Problem requirements: Write out the entire listing below exactly as it appears, minus any pictures.

Saved entries:
######

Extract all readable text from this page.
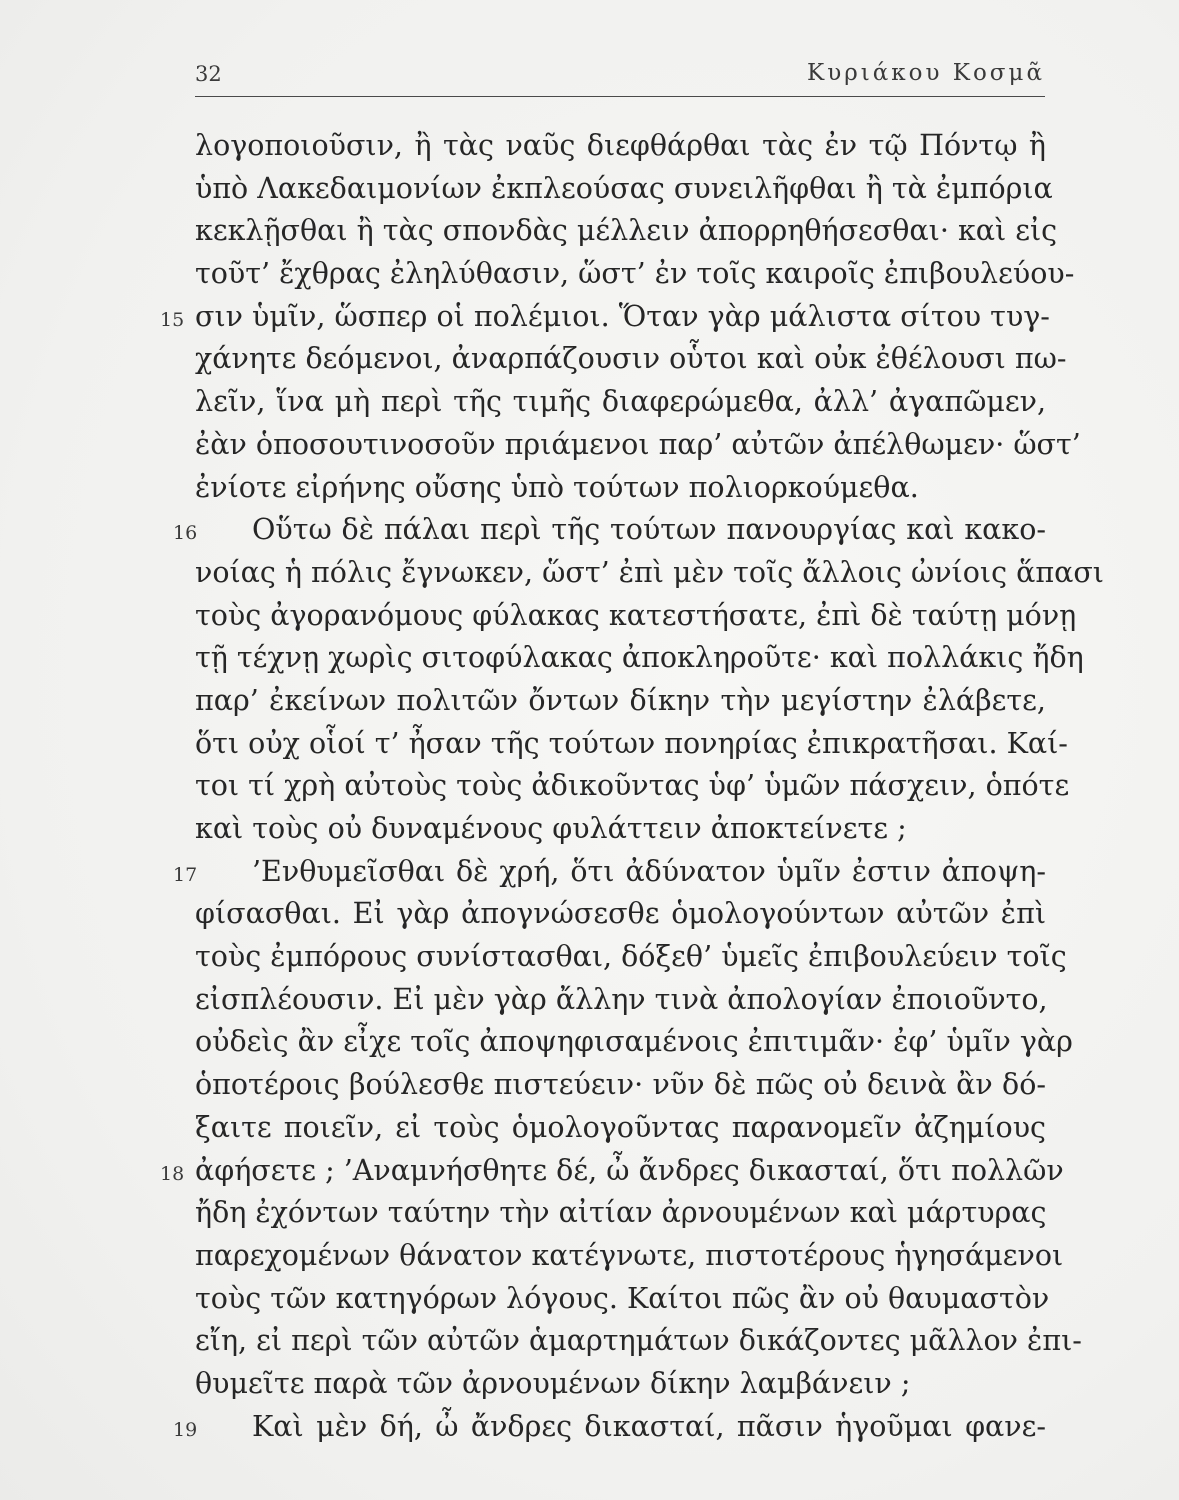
32	Κυριάκου Κοσμᾶ
λογοποιοῦσιν, ἢ τὰς ναῦς διεφθάρθαι τὰς ἐν τῷ Πόντῳ ἢ
ὑπὸ Λακεδαιμονίων ἐκπλεούσας συνειλῆφθαι ἢ τὰ ἐμπόρια
κεκλῇσθαι ἢ τὰς σπονδὰς μέλλειν ἀπορρηθήσεσθαι· καὶ εἰς
τοῦτ’ ἔχθρας ἐληλύθασιν, ὥστ’ ἐν τοῖς καιροῖς ἐπιβουλεύου-
15 σιν ὑμῖν, ὥσπερ οἱ πολέμιοι. Ὅταν γὰρ μάλιστα σίτου τυγ-
χάνητε δεόμενοι, ἀναρπάζουσιν οὗτοι καὶ οὐκ ἐθέλουσι πω-
λεῖν, ἵνα μὴ περὶ τῆς τιμῆς διαφερώμεθα, ἀλλ’ ἀγαπῶμεν,
ἐὰν ὁποσουτινοσοῦν πριάμενοι παρ’ αὐτῶν ἀπέλθωμεν· ὥστ’
ἐνίοτε εἰρήνης οὔσης ὑπὸ τούτων πολιορκούμεθα.
16 Οὕτω δὲ πάλαι περὶ τῆς τούτων πανουργίας καὶ κακο-
νοίας ἡ πόλις ἔγνωκεν, ὥστ’ ἐπὶ μὲν τοῖς ἄλλοις ὠνίοις ἅπασι
τοὺς ἀγορανόμους φύλακας κατεστήσατε, ἐπὶ δὲ ταύτῃ μόνῃ
τῇ τέχνῃ χωρὶς σιτοφύλακας ἀποκληροῦτε· καὶ πολλάκις ἤδη
παρ’ ἐκείνων πολιτῶν ὄντων δίκην τὴν μεγίστην ἐλάβετε,
ὅτι οὐχ οἷοί τ’ ἦσαν τῆς τούτων πονηρίας ἐπικρατῆσαι. Καί-
τοι τί χρὴ αὐτοὺς τοὺς ἀδικοῦντας ὑφ’ ὑμῶν πάσχειν, ὁπότε
καὶ τοὺς οὐ δυναμένους φυλάττειν ἀποκτείνετε ;
17 ’Ενθυμεῖσθαι δὲ χρή, ὅτι ἀδύνατον ὑμῖν ἐστιν ἀποψη-
φίσασθαι. Εἰ γὰρ ἀπογνώσεσθε ὁμολογούντων αὐτῶν ἐπὶ
τοὺς ἐμπόρους συνίστασθαι, δόξεθ’ ὑμεῖς ἐπιβουλεύειν τοῖς
εἰσπλέουσιν. Εἰ μὲν γὰρ ἄλλην τινὰ ἀπολογίαν ἐποιοῦντο,
οὐδεὶς ἂν εἶχε τοῖς ἀποψηφισαμένοις ἐπιτιμᾶν· ἐφ’ ὑμῖν γὰρ
ὁποτέροις βούλεσθε πιστεύειν· νῦν δὲ πῶς οὐ δεινὰ ἂν δό-
ξαιτε ποιεῖν, εἰ τοὺς ὁμολογοῦντας παρανομεῖν ἀζημίους
18 ἀφήσετε ; ’Αναμνήσθητε δέ, ὦ ἄνδρες δικασταί, ὅτι πολλῶν
ἤδη ἐχόντων ταύτην τὴν αἰτίαν ἀρνουμένων καὶ μάρτυρας
παρεχομένων θάνατον κατέγνωτε, πιστοτέρους ἡγησάμενοι
τοὺς τῶν κατηγόρων λόγους. Καίτοι πῶς ἂν οὐ θαυμαστὸν
εἴη, εἰ περὶ τῶν αὐτῶν ἁμαρτημάτων δικάζοντες μᾶλλον ἐπι-
θυμεῖτε παρὰ τῶν ἀρνουμένων δίκην λαμβάνειν ;
19 Καὶ μὲν δή, ὦ ἄνδρες δικασταί, πᾶσιν ἡγοῦμαι φανε-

######

Solved problem:
Extract all readable text from this page.
32	Κυριάκου Κοσμᾶ
λογοποιοῦσιν, ἢ τὰς ναῦς διεφθάρθαι τὰς ἐν τῷ Πόντῳ ἢ
ὑπὸ Λακεδαιμονίων ἐκπλεούσας συνειλῆφθαι ἢ τὰ ἐμπόρια
κεκλῇσθαι ἢ τὰς σπονδὰς μέλλειν ἀπορρηθήσεσθαι· καὶ εἰς
τοῦτ’ ἔχθρας ἐληλύθασιν, ὥστ’ ἐν τοῖς καιροῖς ἐπιβουλεύου-
15 σιν ὑμῖν, ὥσπερ οἱ πολέμιοι. Ὅταν γὰρ μάλιστα σίτου τυγ-
χάνητε δεόμενοι, ἀναρπάζουσιν οὗτοι καὶ οὐκ ἐθέλουσι πω-
λεῖν, ἵνα μὴ περὶ τῆς τιμῆς διαφερώμεθα, ἀλλ’ ἀγαπῶμεν,
ἐὰν ὁποσουτινοσοῦν πριάμενοι παρ’ αὐτῶν ἀπέλθωμεν· ὥστ’
ἐνίοτε εἰρήνης οὔσης ὑπὸ τούτων πολιορκούμεθα.
16 Οὕτω δὲ πάλαι περὶ τῆς τούτων πανουργίας καὶ κακο-
νοίας ἡ πόλις ἔγνωκεν, ὥστ’ ἐπὶ μὲν τοῖς ἄλλοις ὠνίοις ἅπασι
τοὺς ἀγορανόμους φύλακας κατεστήσατε, ἐπὶ δὲ ταύτῃ μόνῃ
τῇ τέχνῃ χωρὶς σιτοφύλακας ἀποκληροῦτε· καὶ πολλάκις ἤδη
παρ’ ἐκείνων πολιτῶν ὄντων δίκην τὴν μεγίστην ἐλάβετε,
ὅτι οὐχ οἷοί τ’ ἦσαν τῆς τούτων πονηρίας ἐπικρατῆσαι. Καί-
τοι τί χρὴ αὐτοὺς τοὺς ἀδικοῦντας ὑφ’ ὑμῶν πάσχειν, ὁπότε
καὶ τοὺς οὐ δυναμένους φυλάττειν ἀποκτείνετε ;
17 ’Ενθυμεῖσθαι δὲ χρή, ὅτι ἀδύνατον ὑμῖν ἐστιν ἀποψη-
φίσασθαι. Εἰ γὰρ ἀπογνώσεσθε ὁμολογούντων αὐτῶν ἐπὶ
τοὺς ἐμπόρους συνίστασθαι, δόξεθ’ ὑμεῖς ἐπιβουλεύειν τοῖς
εἰσπλέουσιν. Εἰ μὲν γὰρ ἄλλην τινὰ ἀπολογίαν ἐποιοῦντο,
οὐδεὶς ἂν εἶχε τοῖς ἀποψηφισαμένοις ἐπιτιμᾶν· ἐφ’ ὑμῖν γὰρ
ὁποτέροις βούλεσθε πιστεύειν· νῦν δὲ πῶς οὐ δεινὰ ἂν δό-
ξαιτε ποιεῖν, εἰ τοὺς ὁμολογοῦντας παρανομεῖν ἀζημίους
18 ἀφήσετε ; ’Αναμνήσθητε δέ, ὦ ἄνδρες δικασταί, ὅτι πολλῶν
ἤδη ἐχόντων ταύτην τὴν αἰτίαν ἀρνουμένων καὶ μάρτυρας
παρεχομένων θάνατον κατέγνωτε, πιστοτέρους ἡγησάμενοι
τοὺς τῶν κατηγόρων λόγους. Καίτοι πῶς ἂν οὐ θαυμαστὸν
εἴη, εἰ περὶ τῶν αὐτῶν ἁμαρτημάτων δικάζοντες μᾶλλον ἐπι-
θυμεῖτε παρὰ τῶν ἀρνουμένων δίκην λαμβάνειν ;
19 Καὶ μὲν δή, ὦ ἄνδρες δικασταί, πᾶσιν ἡγοῦμαι φανε-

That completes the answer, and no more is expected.